>> begin DATA

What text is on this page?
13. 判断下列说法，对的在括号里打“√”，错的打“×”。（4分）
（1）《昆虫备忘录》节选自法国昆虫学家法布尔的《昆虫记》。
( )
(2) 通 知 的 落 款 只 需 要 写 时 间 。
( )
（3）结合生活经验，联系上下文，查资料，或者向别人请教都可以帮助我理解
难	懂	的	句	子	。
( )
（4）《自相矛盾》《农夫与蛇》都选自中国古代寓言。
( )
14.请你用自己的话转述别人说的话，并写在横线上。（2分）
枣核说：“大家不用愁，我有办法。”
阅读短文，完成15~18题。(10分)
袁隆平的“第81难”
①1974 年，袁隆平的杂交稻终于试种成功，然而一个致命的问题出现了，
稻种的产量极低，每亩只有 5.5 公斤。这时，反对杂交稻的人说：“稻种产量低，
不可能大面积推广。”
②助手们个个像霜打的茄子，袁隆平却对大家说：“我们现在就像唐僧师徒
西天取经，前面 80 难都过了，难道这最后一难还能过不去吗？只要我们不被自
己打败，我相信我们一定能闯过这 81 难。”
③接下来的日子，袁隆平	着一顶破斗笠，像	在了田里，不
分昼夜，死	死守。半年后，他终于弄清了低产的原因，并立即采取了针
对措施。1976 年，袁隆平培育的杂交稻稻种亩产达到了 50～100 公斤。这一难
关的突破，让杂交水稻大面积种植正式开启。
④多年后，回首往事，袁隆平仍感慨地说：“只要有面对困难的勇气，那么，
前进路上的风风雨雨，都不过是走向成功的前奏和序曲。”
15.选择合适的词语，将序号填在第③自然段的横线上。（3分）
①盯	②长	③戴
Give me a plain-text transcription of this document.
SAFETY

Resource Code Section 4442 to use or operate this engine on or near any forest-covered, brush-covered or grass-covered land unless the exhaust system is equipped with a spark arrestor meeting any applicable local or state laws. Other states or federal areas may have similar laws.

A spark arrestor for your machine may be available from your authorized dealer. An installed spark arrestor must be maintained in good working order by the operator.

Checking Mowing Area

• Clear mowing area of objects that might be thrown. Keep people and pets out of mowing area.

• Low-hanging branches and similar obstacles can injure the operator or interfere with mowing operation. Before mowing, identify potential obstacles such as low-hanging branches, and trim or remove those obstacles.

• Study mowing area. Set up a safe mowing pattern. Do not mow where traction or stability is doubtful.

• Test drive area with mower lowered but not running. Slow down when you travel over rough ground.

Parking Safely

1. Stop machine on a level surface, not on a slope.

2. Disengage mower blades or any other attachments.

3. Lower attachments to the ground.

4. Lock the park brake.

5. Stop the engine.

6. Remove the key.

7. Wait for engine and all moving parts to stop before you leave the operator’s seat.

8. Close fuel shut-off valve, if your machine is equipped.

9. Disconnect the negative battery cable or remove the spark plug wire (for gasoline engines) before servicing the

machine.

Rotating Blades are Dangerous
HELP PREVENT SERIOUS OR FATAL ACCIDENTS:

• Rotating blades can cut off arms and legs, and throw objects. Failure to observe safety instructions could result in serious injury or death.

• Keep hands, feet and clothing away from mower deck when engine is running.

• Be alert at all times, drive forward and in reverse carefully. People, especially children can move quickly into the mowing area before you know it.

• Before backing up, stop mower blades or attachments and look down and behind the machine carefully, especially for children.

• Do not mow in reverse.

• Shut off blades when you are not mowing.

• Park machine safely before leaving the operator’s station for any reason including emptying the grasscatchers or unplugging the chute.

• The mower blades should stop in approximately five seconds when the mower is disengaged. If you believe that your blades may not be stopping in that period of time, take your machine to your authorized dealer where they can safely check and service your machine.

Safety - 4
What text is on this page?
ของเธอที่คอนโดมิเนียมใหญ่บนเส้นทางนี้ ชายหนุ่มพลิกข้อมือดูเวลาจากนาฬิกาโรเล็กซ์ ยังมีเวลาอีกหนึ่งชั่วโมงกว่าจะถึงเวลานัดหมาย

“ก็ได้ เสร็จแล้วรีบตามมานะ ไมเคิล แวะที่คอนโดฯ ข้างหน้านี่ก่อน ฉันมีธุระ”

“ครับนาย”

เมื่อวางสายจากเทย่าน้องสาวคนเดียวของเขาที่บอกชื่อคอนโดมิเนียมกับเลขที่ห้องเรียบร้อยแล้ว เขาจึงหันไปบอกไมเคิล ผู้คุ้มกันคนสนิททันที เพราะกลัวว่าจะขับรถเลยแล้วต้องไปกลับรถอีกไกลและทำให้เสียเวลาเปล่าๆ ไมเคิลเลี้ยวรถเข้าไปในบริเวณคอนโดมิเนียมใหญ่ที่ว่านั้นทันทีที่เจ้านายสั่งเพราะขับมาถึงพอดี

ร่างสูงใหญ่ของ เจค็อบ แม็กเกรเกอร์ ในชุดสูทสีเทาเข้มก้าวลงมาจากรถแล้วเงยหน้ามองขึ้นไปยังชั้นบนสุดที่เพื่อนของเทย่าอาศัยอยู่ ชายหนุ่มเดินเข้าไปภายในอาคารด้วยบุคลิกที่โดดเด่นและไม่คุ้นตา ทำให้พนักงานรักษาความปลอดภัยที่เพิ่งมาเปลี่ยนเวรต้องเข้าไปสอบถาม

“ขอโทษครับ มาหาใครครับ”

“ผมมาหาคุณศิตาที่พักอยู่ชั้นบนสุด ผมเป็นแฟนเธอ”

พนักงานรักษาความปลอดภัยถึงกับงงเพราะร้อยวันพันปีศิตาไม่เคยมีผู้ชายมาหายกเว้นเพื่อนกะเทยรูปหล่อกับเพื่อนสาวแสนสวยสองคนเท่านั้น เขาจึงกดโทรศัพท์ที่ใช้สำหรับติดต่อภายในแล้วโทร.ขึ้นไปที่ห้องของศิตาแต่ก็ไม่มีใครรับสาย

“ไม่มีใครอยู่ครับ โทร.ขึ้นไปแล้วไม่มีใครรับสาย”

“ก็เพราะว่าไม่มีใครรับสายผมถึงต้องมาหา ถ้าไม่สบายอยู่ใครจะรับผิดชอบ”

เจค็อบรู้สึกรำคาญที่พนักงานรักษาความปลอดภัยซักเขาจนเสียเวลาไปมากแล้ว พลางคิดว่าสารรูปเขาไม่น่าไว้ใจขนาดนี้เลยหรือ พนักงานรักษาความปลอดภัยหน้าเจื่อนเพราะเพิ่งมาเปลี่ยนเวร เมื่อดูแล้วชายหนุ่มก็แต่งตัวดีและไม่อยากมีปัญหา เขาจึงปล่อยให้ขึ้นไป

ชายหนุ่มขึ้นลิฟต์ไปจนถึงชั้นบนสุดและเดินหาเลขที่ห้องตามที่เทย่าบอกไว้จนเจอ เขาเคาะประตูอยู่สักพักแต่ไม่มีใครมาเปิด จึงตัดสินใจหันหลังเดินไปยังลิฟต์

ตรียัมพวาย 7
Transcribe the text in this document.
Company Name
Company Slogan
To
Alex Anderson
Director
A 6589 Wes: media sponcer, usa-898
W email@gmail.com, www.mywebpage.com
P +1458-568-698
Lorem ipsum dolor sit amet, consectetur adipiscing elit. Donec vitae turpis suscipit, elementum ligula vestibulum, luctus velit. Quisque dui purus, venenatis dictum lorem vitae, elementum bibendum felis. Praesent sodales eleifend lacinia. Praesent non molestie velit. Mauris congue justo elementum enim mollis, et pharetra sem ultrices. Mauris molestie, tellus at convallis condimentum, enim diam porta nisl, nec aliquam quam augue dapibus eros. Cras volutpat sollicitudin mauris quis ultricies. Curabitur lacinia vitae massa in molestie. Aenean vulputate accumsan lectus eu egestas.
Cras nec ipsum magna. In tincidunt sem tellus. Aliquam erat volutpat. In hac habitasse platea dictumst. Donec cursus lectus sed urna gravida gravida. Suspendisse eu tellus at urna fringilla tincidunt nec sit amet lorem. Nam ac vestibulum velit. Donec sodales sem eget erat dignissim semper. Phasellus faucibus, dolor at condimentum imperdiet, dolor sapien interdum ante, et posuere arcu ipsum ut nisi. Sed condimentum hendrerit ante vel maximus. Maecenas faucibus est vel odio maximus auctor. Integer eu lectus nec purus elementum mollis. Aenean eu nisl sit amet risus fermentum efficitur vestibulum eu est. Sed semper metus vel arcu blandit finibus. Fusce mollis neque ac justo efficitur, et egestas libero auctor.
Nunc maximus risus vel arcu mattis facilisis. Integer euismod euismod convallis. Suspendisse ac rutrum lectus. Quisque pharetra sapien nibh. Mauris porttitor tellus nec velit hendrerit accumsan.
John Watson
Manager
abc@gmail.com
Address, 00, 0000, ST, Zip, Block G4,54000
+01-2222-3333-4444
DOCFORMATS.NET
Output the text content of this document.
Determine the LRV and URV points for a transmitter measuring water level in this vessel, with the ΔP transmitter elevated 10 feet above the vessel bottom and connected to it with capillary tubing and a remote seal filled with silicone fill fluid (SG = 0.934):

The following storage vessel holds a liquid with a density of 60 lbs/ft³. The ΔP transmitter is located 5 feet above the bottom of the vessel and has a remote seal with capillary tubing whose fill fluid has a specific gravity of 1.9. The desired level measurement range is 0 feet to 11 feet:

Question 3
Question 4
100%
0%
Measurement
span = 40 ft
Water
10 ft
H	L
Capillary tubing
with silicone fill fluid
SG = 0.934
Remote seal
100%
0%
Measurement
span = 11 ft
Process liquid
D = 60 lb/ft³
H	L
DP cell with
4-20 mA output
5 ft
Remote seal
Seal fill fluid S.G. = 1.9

>> end DATA

WHAT IS EXPECTED:
Report how many lines of the data hold the string "Keep"; give only the number.

OUTPUT OF THE EXERCISE:
2